══ TEXT FOR ANALYSIS

Hartford, Mich., hired Gasper Soria (middle) to coordinate
the harvest and Ron McKinven to supervise packaging.
Kuehnle, 28, learned early and fast that aligning yourself with the right people is the key to success. He graduated from Michigan State University with a degree in horticulture in 1994. Now out of college and moving full speed ahead, he's in his fourth season of operating Lake Michigan Produce LLC, a vegetable packing line, and growing squash and peppers on 160 acres in and around Hartford in southwest Michigan.
"A big part of my success are the key people that do a good job for me," Kuehnle said. These key people include one person in charge of irrigation and spraying, two people in charge of harvest and one person overseeing the packing line, a new addition this year.
Kuehnle started working on his father Robert's farm in Hartford. His father has grown vegetables, apples, peaches, plums, grain and also raised livestock. Kuehnle's father started farming with grandfather, Rod and his brother Kurt currently still farms with his father.
He knew the only thing he didn't want to be was a farmer in his first year of college. That changed when his father gave him more responsibility and let him make more decisions.
"As I got more responsibility it made it more interesting, more exciting," said Kuehnle. He took what he learned from MSU, especially the business classes, and his first year out of college branched out on his own.
"I was a little more aggressive than he was at that point. I wanted to grow at a rate faster than my father," said Kuehnle, adding that he and his father still help each other out. He said he especially appreciated the tremendous help of his father on the packing line this spring.
Early on Kuehnle spotted a vacant piece of land and made a cold call to Hilltop Nurseries in Hartford. He currently rents acreage owned by Hilltop in Hartford, Decatur and Watervliet and he leases space in a Hilltop Nursery building for his packing line and produce warehouse. He operates the produce warehouse with his partner, Wayne Bradford.
"Hilltop's been real fair with me. They've been very helpful owners," said Kuehnle, about Ken Swank and Jim Hartman, owners of Hilltop. He does plan to buy his own land in the future for firmer control of his ventures. He said he plans on doubling the size of his current operation.
The best part about having trusted employees in key positions is a little less hustling from the vegetable fields in different locations and back to the packing line. "It's the challenge of being in five places at one time," said Kuehnle, who relies on a cell phone to communicate with his 60 workers and drivers.
Kuehnle said the hardest part of managing employees is the language barrier. "As long as you treat them well and show them they can work hard and make money, they want to work and it goes a lot better," he said, about supervising workers.
"Stay positive" would be Kuehnle's advice to other young entrepreneurs. "You have to have a positive attitude to overcome difficulties. Surround yourself with good people. With farming so much is out of control," he said.
On a typical summer day Kuehnle starts picking peppers at 8:30 a.m. after it warms up a bit. He stays out in the field until about 12:30 p.m. when it's off to the packing line from 1-7 or 8 p.m. Then he'll hang around and help in the shipping area until about 10 p.m. He says the support of his wife, Elizabeth is critical, especially in the hectic months from mid-April through October.

════
══ INPUT DATA

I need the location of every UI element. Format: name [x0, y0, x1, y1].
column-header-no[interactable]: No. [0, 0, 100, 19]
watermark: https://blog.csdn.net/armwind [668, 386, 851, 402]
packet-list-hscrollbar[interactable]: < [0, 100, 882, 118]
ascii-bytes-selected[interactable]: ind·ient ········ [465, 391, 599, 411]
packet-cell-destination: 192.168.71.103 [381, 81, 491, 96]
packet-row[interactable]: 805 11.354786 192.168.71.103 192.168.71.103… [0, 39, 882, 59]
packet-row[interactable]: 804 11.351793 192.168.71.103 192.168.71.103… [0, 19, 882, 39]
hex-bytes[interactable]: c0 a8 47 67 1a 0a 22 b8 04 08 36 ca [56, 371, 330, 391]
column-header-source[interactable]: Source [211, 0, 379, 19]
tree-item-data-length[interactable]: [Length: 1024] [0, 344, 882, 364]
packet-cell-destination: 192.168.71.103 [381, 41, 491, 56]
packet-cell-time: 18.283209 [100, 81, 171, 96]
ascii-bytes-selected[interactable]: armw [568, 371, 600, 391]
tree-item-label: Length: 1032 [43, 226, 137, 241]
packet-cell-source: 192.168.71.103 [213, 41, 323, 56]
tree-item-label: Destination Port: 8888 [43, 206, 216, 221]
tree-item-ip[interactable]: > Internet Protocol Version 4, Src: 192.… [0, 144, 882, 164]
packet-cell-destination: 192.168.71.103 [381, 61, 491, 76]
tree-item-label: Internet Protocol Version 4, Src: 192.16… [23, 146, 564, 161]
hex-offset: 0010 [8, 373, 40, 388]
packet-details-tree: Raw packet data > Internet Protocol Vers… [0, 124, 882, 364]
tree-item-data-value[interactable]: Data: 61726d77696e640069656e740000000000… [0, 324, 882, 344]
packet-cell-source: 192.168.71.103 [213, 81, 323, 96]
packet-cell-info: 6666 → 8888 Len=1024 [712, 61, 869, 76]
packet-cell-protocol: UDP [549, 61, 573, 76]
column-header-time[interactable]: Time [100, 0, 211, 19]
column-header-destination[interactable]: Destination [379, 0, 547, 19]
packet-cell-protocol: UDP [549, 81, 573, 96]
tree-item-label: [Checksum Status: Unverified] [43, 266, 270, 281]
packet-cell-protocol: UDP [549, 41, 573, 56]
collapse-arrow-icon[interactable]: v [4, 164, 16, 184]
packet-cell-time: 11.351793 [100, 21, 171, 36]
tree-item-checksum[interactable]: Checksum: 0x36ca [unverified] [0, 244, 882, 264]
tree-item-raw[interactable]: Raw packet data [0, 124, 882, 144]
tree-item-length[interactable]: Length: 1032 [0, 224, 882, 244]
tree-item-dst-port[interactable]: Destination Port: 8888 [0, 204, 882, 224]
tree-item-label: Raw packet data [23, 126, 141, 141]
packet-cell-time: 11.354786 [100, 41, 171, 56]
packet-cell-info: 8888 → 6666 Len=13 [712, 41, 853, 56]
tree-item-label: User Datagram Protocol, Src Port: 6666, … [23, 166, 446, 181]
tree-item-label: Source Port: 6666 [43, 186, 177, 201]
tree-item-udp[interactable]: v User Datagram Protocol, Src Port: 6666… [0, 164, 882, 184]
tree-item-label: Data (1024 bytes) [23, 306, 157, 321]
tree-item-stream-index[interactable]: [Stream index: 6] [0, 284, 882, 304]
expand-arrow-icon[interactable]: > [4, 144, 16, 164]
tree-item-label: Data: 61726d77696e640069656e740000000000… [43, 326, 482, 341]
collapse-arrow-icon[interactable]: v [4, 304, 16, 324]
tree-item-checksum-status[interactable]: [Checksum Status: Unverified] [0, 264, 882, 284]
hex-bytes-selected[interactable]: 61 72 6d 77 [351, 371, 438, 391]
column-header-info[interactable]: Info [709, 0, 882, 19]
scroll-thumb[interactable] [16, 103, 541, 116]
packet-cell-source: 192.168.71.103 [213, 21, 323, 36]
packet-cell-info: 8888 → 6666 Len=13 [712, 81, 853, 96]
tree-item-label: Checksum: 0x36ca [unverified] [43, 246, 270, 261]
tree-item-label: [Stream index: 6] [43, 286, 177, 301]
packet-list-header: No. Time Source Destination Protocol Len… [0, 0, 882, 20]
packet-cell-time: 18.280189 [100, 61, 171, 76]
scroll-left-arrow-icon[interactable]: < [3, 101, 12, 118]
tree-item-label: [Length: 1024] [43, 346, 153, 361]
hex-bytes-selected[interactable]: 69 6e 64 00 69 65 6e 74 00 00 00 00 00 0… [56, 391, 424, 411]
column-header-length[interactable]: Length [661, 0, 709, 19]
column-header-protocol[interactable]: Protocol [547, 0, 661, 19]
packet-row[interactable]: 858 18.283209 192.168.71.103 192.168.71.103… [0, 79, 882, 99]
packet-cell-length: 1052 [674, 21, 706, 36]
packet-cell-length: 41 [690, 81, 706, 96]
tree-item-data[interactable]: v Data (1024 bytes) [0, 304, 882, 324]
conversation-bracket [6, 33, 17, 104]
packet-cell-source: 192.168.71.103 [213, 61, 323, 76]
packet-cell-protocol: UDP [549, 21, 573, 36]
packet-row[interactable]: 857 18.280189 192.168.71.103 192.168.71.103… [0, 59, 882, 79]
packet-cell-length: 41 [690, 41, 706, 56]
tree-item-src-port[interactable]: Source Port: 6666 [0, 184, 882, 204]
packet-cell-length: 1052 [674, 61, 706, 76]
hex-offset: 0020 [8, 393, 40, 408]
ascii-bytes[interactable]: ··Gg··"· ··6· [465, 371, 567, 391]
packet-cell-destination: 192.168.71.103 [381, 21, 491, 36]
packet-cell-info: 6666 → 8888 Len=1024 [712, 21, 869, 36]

════

### TASK DESCRIPTION
According to the profile of the Hartford vegetable grower, on how many acres does Kuehnle grow squash and peppers? The items stand apart from the profile of the Hartford vegetable grower and are separate material.

### YOUR RESPONSE
160 acres, in and around Hartford in southwest Michigan.